What is being asked →
From the listing below, pull out the lines that hold "Firebase".

Items →
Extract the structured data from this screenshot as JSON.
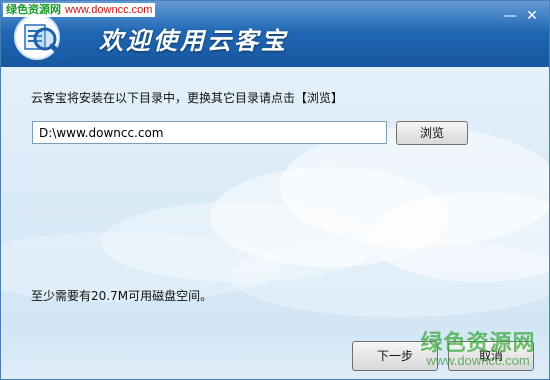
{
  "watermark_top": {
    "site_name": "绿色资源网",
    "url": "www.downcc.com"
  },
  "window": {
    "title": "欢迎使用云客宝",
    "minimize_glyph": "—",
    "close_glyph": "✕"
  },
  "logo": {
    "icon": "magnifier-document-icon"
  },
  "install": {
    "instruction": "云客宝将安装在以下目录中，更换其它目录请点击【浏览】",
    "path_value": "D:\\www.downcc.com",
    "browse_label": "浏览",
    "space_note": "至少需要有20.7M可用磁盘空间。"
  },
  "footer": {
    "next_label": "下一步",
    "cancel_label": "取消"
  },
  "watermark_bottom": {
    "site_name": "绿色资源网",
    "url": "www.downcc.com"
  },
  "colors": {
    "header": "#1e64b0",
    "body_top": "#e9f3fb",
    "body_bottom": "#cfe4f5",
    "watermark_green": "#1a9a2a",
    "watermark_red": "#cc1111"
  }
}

...

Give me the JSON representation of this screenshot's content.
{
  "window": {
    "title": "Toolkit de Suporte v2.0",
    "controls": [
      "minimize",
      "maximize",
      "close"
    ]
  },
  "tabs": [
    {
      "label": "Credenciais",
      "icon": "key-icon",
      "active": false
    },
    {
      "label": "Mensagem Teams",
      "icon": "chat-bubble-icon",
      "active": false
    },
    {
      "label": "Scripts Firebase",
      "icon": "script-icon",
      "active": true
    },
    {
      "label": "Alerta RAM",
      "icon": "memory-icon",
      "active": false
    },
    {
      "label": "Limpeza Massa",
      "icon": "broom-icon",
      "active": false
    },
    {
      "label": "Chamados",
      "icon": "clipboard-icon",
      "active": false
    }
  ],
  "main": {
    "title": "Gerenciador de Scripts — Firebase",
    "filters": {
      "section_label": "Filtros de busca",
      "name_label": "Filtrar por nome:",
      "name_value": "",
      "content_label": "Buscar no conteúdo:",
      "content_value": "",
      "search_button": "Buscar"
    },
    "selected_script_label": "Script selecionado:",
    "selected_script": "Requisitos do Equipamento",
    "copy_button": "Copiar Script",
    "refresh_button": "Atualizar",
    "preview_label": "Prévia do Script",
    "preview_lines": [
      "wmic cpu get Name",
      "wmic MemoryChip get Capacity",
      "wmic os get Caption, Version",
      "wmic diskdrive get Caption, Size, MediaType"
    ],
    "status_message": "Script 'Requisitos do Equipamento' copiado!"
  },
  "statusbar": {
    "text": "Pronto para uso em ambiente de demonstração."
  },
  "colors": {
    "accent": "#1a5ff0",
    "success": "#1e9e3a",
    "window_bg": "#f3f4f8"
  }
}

Written solution →
      "label": "Scripts Firebase",
    "title": "Gerenciador de Scripts — Firebase",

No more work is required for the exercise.